▸ **Problems to solve**
#1 In the MongoDB tutorial on deleting listings, which database and collection does the delete function work with?
#2 Carry on the MongoDB tutorial on deleting listings from the point where it stops.

Assume you wish to remove an Airbnb listing with a specific name. The name of the listing will be included in the query parameter. You can write a function to remove a listing with a specific name from the database.

async function deleteListingByName(client, nameOfListing) {

    const collection = client.db(“sample_airbnb”).collection(“listingsAndReviews”);

    const result = await collection

            .deleteOne({ name: nameOfListing });

    console.log(`${result.deletedCount} document(s) was/were deleted.`);

}

Let’s imagine you wish to remove the “Cozy Cottage” Airbnb listing you made earlier in this section. By giving a connected MongoClient and the name “Cozy Cottage,” you can call deleteListingsByName().

await deleteListingByName(client, “Cozy Cottage”);

The output of running the command above is as follows.

1 document(s) was/were deleted.

Delete Multiple Documents 

You might want to remove multiple documents at the same time. In this scenario, you can utilize the deleteMany() method of collection. deleteMany(), like deleteOne(), requires a query object to be passed. You can also choose to include type object options.

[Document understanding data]
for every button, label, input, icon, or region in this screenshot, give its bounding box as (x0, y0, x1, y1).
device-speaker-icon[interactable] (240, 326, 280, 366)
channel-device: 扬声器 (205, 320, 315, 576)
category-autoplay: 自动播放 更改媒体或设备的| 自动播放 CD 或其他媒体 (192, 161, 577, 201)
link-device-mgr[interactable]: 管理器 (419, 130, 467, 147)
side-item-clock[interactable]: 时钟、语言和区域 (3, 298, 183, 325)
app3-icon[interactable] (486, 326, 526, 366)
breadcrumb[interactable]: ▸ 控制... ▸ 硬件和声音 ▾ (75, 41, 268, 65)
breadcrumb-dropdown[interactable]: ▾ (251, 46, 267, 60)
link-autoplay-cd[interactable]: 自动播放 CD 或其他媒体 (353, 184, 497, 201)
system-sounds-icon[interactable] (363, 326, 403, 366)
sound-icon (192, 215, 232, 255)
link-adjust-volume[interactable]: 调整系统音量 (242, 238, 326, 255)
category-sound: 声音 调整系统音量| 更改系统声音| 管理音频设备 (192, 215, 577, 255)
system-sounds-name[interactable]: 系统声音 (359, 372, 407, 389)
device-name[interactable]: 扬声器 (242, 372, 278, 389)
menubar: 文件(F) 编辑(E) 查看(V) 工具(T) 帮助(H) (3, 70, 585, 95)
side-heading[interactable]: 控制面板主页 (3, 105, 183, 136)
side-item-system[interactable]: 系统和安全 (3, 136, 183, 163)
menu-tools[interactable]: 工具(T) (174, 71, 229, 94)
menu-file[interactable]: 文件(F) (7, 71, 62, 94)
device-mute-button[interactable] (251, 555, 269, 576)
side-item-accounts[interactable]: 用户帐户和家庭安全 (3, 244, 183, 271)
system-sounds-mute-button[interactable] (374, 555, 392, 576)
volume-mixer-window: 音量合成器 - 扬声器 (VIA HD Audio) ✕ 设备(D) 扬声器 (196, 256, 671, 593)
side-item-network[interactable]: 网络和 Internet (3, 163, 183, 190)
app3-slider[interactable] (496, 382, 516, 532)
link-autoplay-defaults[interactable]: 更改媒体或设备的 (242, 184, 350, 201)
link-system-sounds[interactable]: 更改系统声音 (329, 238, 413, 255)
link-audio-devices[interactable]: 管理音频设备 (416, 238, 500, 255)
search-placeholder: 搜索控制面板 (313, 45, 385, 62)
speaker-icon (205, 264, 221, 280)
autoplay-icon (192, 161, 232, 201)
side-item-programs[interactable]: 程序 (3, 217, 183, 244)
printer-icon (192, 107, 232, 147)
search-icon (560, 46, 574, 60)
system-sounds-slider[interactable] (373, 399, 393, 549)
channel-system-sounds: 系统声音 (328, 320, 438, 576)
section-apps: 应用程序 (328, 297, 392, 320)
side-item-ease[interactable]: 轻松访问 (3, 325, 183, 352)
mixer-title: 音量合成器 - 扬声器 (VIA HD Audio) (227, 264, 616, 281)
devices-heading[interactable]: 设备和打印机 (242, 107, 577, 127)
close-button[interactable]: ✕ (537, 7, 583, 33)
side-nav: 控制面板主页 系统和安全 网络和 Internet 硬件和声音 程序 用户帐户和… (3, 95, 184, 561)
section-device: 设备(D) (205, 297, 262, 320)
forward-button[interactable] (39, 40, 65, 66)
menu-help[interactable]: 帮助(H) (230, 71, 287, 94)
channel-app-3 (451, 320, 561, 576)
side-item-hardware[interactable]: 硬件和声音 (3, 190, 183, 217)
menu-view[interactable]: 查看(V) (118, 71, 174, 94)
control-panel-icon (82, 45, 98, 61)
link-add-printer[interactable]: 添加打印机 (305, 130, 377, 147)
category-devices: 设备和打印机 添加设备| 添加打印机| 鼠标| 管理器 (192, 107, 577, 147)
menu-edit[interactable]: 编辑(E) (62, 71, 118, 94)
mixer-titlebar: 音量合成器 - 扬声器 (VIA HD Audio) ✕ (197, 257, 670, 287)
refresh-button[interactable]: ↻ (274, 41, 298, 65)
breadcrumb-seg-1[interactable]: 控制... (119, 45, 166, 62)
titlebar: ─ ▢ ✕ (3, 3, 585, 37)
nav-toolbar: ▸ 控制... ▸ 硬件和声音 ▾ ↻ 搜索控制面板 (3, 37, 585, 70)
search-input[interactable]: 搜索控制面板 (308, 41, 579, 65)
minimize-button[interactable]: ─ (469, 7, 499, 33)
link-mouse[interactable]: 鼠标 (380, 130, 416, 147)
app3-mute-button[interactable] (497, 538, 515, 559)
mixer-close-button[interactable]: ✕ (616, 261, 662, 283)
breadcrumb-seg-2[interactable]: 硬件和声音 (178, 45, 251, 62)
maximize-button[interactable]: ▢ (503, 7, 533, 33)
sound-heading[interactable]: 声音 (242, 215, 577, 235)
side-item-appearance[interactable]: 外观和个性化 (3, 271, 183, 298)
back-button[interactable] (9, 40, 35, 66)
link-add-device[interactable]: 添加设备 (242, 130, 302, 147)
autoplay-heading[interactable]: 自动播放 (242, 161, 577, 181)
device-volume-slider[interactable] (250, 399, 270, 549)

▸ **Expected results**
#1 The sample_airbnb database and its listingsAndReviews collection.

#2
Assume you want to get rid of documents that haven’t been updated in a while. With a query that searches for documents scraped before a certain date, you may run deleteMany(). The following is an example of the function.

async function deleteListingsScrapedBeforeDate(client, date) {

    const collection = client.db(“sample_airbnb”).collection(“listingsAndReviews”);

    const result = await collection

        .deleteMany({ “last_scraped”: { $lt: date } });

    console.log(`${result.deletedCount} document(s) was/were deleted.`);

}

With a connected MongoClient and a Date object instance that represents February 15, you can execute deleteListingsScrapedBeforeDate() to delete listings scraped prior to February 15, 2019.

await deleteListingsScrapedBeforeDate(client, new Date(“2019-02-15”));

When you run the command above, you’ll get the following output.

606 document(s) was/were deleted.

Our collection now only contains documents that have been scrapped recently.

4) Read

Read Single Document 

Let’s start by searching the listingsAndReviews collection for an Airbnb listing by name.

You can use the collection’s findOne() method to look for a document. The first document that matches the supplied query will be returned by findOne(). Only one document will be returned, even if more than one document fits the query.

There is only one needed parameter for findOne(): a query object. You may include zero or more properties in the query object to find a document in the collection. An empty query object will query all documents in a collection without restricting your results in any manner. Remember that a query returns all documents that satisfy its requirements. Providing no properties in a query object provides no requirements. All documents match a query object with no requirements.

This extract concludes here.